Stored entries
※
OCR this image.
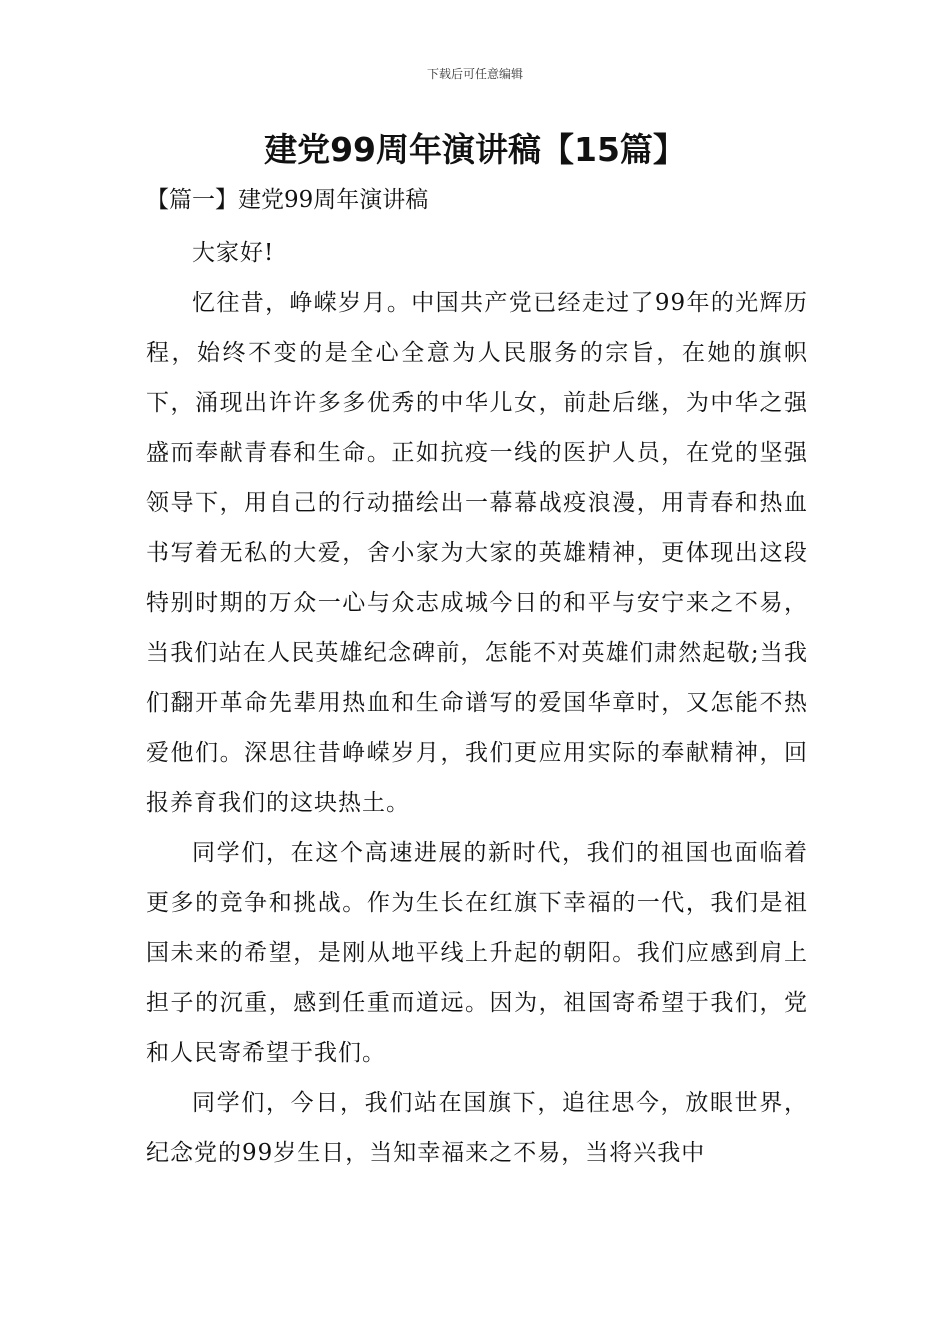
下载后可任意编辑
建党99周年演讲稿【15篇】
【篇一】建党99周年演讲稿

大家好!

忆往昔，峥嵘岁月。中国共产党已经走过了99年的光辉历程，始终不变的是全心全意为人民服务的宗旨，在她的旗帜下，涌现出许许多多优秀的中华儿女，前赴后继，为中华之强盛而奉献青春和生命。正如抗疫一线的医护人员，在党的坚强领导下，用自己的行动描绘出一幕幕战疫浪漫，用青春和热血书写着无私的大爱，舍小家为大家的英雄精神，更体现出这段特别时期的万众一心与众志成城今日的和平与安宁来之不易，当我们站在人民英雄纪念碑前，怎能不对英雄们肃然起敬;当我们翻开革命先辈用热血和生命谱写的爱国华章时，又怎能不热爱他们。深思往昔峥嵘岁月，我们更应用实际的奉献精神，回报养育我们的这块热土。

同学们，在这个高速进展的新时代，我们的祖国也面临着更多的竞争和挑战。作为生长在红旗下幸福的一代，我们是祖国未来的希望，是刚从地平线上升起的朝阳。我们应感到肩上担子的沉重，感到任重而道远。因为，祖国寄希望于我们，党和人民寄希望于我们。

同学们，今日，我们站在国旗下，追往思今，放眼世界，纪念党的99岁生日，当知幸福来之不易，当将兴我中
※
Write out all the entries exactly, except for the pictures.

SOLVED PROBLEM
OCR this image.
下载后可任意编辑
建党99周年演讲稿【15篇】
【篇一】建党99周年演讲稿

大家好!

忆往昔，峥嵘岁月。中国共产党已经走过了99年的光辉历程，始终不变的是全心全意为人民服务的宗旨，在她的旗帜下，涌现出许许多多优秀的中华儿女，前赴后继，为中华之强盛而奉献青春和生命。正如抗疫一线的医护人员，在党的坚强领导下，用自己的行动描绘出一幕幕战疫浪漫，用青春和热血书写着无私的大爱，舍小家为大家的英雄精神，更体现出这段特别时期的万众一心与众志成城今日的和平与安宁来之不易，当我们站在人民英雄纪念碑前，怎能不对英雄们肃然起敬;当我们翻开革命先辈用热血和生命谱写的爱国华章时，又怎能不热爱他们。深思往昔峥嵘岁月，我们更应用实际的奉献精神，回报养育我们的这块热土。

同学们，在这个高速进展的新时代，我们的祖国也面临着更多的竞争和挑战。作为生长在红旗下幸福的一代，我们是祖国未来的希望，是刚从地平线上升起的朝阳。我们应感到肩上担子的沉重，感到任重而道远。因为，祖国寄希望于我们，党和人民寄希望于我们。

同学们，今日，我们站在国旗下，追往思今，放眼世界，纪念党的99岁生日，当知幸福来之不易，当将兴我中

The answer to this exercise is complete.